===== Input records
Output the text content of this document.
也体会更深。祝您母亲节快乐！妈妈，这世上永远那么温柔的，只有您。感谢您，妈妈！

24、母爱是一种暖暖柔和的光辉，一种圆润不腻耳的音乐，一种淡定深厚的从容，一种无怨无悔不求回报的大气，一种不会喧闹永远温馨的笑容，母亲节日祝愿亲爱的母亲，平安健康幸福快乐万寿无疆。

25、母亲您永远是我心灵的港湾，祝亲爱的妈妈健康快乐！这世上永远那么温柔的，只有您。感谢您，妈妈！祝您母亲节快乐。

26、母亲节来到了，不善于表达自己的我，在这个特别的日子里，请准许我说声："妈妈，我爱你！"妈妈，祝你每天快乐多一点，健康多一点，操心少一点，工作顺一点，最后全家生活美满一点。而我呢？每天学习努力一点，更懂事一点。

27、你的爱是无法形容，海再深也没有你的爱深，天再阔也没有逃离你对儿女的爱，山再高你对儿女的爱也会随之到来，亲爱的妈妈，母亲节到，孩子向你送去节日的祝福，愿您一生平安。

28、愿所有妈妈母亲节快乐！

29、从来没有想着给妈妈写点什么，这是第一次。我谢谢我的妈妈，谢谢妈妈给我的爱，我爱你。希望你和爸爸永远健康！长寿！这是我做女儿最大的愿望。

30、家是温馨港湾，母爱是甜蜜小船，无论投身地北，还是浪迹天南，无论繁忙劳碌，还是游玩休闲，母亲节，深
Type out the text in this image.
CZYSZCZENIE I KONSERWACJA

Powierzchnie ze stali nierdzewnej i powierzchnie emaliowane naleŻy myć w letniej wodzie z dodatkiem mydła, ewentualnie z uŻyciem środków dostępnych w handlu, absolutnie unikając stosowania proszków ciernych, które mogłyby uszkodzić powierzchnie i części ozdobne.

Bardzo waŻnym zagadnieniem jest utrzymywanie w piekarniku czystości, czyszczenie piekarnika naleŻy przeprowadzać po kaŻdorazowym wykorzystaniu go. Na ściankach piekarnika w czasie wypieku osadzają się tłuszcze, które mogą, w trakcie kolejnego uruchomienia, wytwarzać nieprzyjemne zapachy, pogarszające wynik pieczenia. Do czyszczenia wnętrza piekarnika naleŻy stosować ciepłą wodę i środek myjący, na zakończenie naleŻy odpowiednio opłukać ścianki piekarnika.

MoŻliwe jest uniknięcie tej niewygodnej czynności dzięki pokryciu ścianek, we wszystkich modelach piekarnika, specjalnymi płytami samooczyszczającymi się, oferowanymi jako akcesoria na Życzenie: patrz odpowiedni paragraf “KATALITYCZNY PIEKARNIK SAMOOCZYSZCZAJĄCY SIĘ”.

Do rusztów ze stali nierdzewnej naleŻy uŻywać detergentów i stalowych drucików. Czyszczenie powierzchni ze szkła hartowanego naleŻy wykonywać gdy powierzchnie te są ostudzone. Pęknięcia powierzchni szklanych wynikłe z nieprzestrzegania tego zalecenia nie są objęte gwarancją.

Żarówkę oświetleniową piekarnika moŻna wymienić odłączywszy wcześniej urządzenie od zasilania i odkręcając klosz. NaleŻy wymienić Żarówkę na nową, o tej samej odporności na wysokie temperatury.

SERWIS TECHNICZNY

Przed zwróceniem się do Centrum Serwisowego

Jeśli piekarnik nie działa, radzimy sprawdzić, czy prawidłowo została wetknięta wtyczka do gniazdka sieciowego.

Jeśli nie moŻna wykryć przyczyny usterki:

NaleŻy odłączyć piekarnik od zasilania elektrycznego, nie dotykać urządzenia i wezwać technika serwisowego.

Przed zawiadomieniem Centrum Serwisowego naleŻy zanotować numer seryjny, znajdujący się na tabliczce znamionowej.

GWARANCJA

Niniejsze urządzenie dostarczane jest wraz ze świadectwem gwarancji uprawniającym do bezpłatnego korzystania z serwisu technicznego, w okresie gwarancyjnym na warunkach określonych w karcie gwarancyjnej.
==========
_Job_
Scan the material and collect every line that contains "Centrum".

_Solution for this task_
Przed zwróceniem się do Centrum Serwisowego
Przed zawiadomieniem Centrum Serwisowego naleŻy zanotować numer seryjny, znajdujący się na tabliczce znamionowej.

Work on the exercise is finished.